[WHAT THE TASK ASKS] Give the listing again exactly, omitting its images.

========================================================================

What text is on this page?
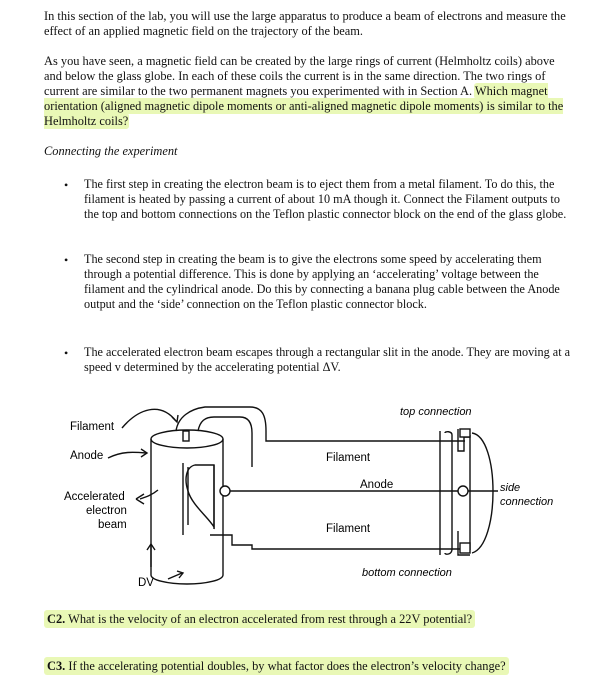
In this section of the lab, you will use the large apparatus to produce a beam of electrons and measure the effect of an applied magnetic field on the trajectory of the beam.

As you have seen, a magnetic field can be created by the large rings of current (Helmholtz coils) above and below the glass globe. In each of these coils the current is in the same direction. The two rings of current are similar to the two permanent magnets you experimented with in Section A. Which magnet orientation (aligned magnetic dipole moments or anti-aligned magnetic dipole moments) is similar to the Helmholtz coils?

Connecting the experiment

• The first step in creating the electron beam is to eject them from a metal filament. To do this, the filament is heated by passing a current of about 10 mA though it. Connect the Filament outputs to the top and bottom connections on the Teflon plastic connector block on the end of the glass globe.

• The second step in creating the beam is to give the electrons some speed by accelerating them through a potential difference. This is done by applying an ‘accelerating’ voltage between the filament and the cylindrical anode. Do this by connecting a banana plug cable between the Anode output and the ‘side’ connection on the Teflon plastic connector block.

• The accelerated electron beam escapes through a rectangular slit in the anode. They are moving at a speed v determined by the accelerating potential ΔV.

Filament
Anode
Accelerated
electron
beam
DV
top connection
Filament
Anode
Filament
side
connection
bottom connection
C2. What is the velocity of an electron accelerated from rest through a 22V potential?
C3. If the accelerating potential doubles, by what factor does the electron’s velocity change?
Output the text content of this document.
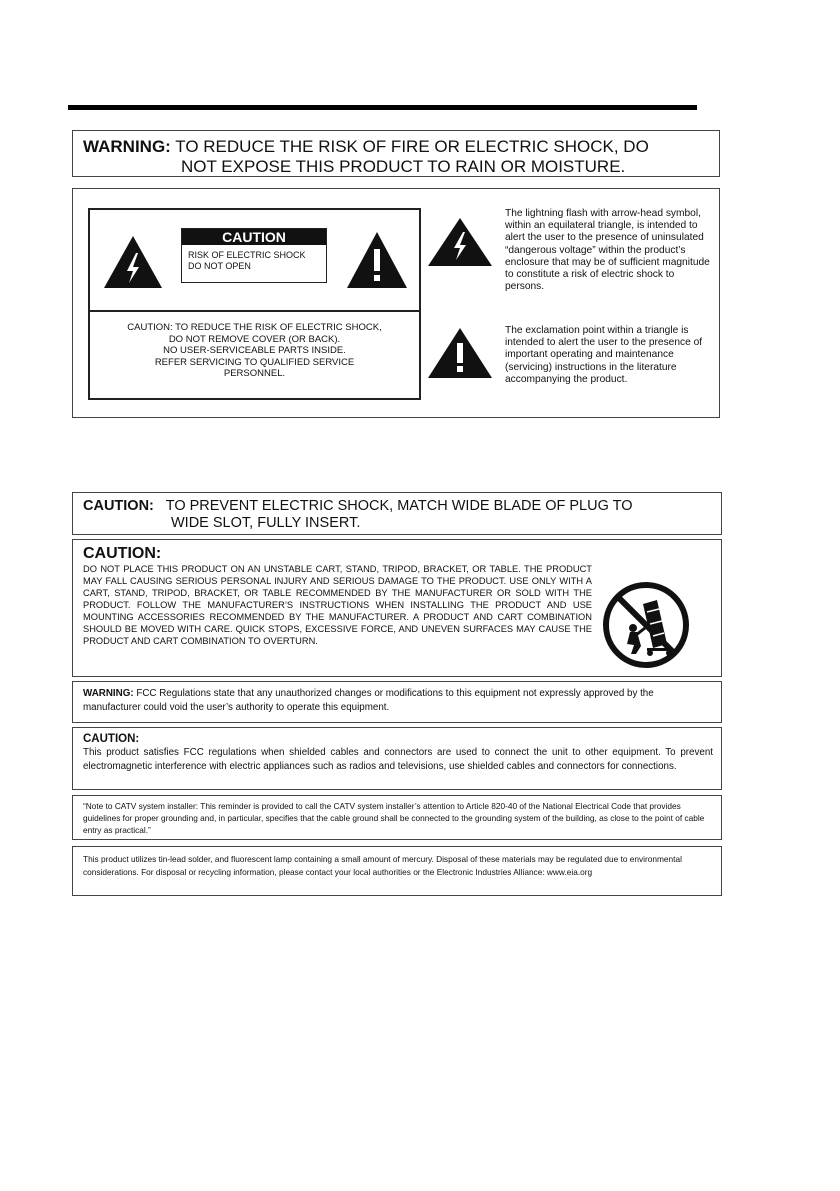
WARNING: TO REDUCE THE RISK OF FIRE OR ELECTRIC SHOCK, DO
NOT EXPOSE THIS PRODUCT TO RAIN OR MOISTURE.
CAUTION
RISK OF ELECTRIC SHOCK
DO NOT OPEN
CAUTION: TO REDUCE THE RISK OF ELECTRIC SHOCK,
DO NOT REMOVE COVER (OR BACK).
NO USER-SERVICEABLE PARTS INSIDE.
REFER SERVICING TO QUALIFIED SERVICE
PERSONNEL.
The lightning flash with arrow-head symbol, within an equilateral triangle, is intended to alert the user to the presence of uninsulated “dangerous voltage” within the product’s enclosure that may be of sufficient magnitude to constitute a risk of electric shock to persons.
The exclamation point within a triangle is intended to alert the user to the presence of important operating and maintenance (servicing) instructions in the literature accompanying the product.
CAUTION: TO PREVENT ELECTRIC SHOCK, MATCH WIDE BLADE OF PLUG TO
WIDE SLOT, FULLY INSERT.
CAUTION:
DO NOT PLACE THIS PRODUCT ON AN UNSTABLE CART, STAND, TRIPOD, BRACKET, OR TABLE. THE PRODUCT MAY FALL CAUSING SERIOUS PERSONAL INJURY AND SERIOUS DAMAGE TO THE PRODUCT. USE ONLY WITH A CART, STAND, TRIPOD, BRACKET, OR TABLE RECOMMENDED BY THE MANUFACTURER OR SOLD WITH THE PRODUCT. FOLLOW THE MANUFACTURER’S INSTRUCTIONS WHEN INSTALLING THE PRODUCT AND USE MOUNTING ACCESSORIES RECOMMENDED BY THE MANUFACTURER. A PRODUCT AND CART COMBINATION SHOULD BE MOVED WITH CARE. QUICK STOPS, EXCESSIVE FORCE, AND UNEVEN SURFACES MAY CAUSE THE PRODUCT AND CART COMBINATION TO OVERTURN.
WARNING: FCC Regulations state that any unauthorized changes or modifications to this equipment not expressly approved by the manufacturer could void the user’s authority to operate this equipment.
CAUTION:
This product satisfies FCC regulations when shielded cables and connectors are used to connect the unit to other equipment. To prevent electromagnetic interference with electric appliances such as radios and televisions, use shielded cables and connectors for connections.
“Note to CATV system installer: This reminder is provided to call the CATV system installer’s attention to Article 820-40 of the National Electrical Code that provides guidelines for proper grounding and, in particular, specifies that the cable ground shall be connected to the grounding system of the building, as close to the point of cable entry as practical.”
This product utilizes tin-lead solder, and fluorescent lamp containing a small amount of mercury. Disposal of these materials may be regulated due to environmental considerations. For disposal or recycling information, please contact your local authorities or the Electronic Industries Alliance: www.eia.org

========================================================================

[WRITTEN SOLUTION]
What text is on this page?
In this section of the lab, you will use the large apparatus to produce a beam of electrons and measure the effect of an applied magnetic field on the trajectory of the beam.

As you have seen, a magnetic field can be created by the large rings of current (Helmholtz coils) above and below the glass globe. In each of these coils the current is in the same direction. The two rings of current are similar to the two permanent magnets you experimented with in Section A. Which magnet orientation (aligned magnetic dipole moments or anti-aligned magnetic dipole moments) is similar to the Helmholtz coils?

Connecting the experiment

• The first step in creating the electron beam is to eject them from a metal filament. To do this, the filament is heated by passing a current of about 10 mA though it. Connect the Filament outputs to the top and bottom connections on the Teflon plastic connector block on the end of the glass globe.

• The second step in creating the beam is to give the electrons some speed by accelerating them through a potential difference. This is done by applying an ‘accelerating’ voltage between the filament and the cylindrical anode. Do this by connecting a banana plug cable between the Anode output and the ‘side’ connection on the Teflon plastic connector block.

• The accelerated electron beam escapes through a rectangular slit in the anode. They are moving at a speed v determined by the accelerating potential ΔV.

Filament
Anode
Accelerated
electron
beam
DV
top connection
Filament
Anode
Filament
side
connection
bottom connection
C2. What is the velocity of an electron accelerated from rest through a 22V potential?
C3. If the accelerating potential doubles, by what factor does the electron’s velocity change?
Output the text content of this document.
WARNING: TO REDUCE THE RISK OF FIRE OR ELECTRIC SHOCK, DO
NOT EXPOSE THIS PRODUCT TO RAIN OR MOISTURE.
CAUTION
RISK OF ELECTRIC SHOCK
DO NOT OPEN
CAUTION: TO REDUCE THE RISK OF ELECTRIC SHOCK,
DO NOT REMOVE COVER (OR BACK).
NO USER-SERVICEABLE PARTS INSIDE.
REFER SERVICING TO QUALIFIED SERVICE
PERSONNEL.
The lightning flash with arrow-head symbol, within an equilateral triangle, is intended to alert the user to the presence of uninsulated “dangerous voltage” within the product’s enclosure that may be of sufficient magnitude to constitute a risk of electric shock to persons.
The exclamation point within a triangle is intended to alert the user to the presence of important operating and maintenance (servicing) instructions in the literature accompanying the product.
CAUTION: TO PREVENT ELECTRIC SHOCK, MATCH WIDE BLADE OF PLUG TO
WIDE SLOT, FULLY INSERT.
CAUTION:
DO NOT PLACE THIS PRODUCT ON AN UNSTABLE CART, STAND, TRIPOD, BRACKET, OR TABLE. THE PRODUCT MAY FALL CAUSING SERIOUS PERSONAL INJURY AND SERIOUS DAMAGE TO THE PRODUCT. USE ONLY WITH A CART, STAND, TRIPOD, BRACKET, OR TABLE RECOMMENDED BY THE MANUFACTURER OR SOLD WITH THE PRODUCT. FOLLOW THE MANUFACTURER’S INSTRUCTIONS WHEN INSTALLING THE PRODUCT AND USE MOUNTING ACCESSORIES RECOMMENDED BY THE MANUFACTURER. A PRODUCT AND CART COMBINATION SHOULD BE MOVED WITH CARE. QUICK STOPS, EXCESSIVE FORCE, AND UNEVEN SURFACES MAY CAUSE THE PRODUCT AND CART COMBINATION TO OVERTURN.
WARNING: FCC Regulations state that any unauthorized changes or modifications to this equipment not expressly approved by the manufacturer could void the user’s authority to operate this equipment.
CAUTION:
This product satisfies FCC regulations when shielded cables and connectors are used to connect the unit to other equipment. To prevent electromagnetic interference with electric appliances such as radios and televisions, use shielded cables and connectors for connections.
“Note to CATV system installer: This reminder is provided to call the CATV system installer’s attention to Article 820-40 of the National Electrical Code that provides guidelines for proper grounding and, in particular, specifies that the cable ground shall be connected to the grounding system of the building, as close to the point of cable entry as practical.”
This product utilizes tin-lead solder, and fluorescent lamp containing a small amount of mercury. Disposal of these materials may be regulated due to environmental considerations. For disposal or recycling information, please contact your local authorities or the Electronic Industries Alliance: www.eia.org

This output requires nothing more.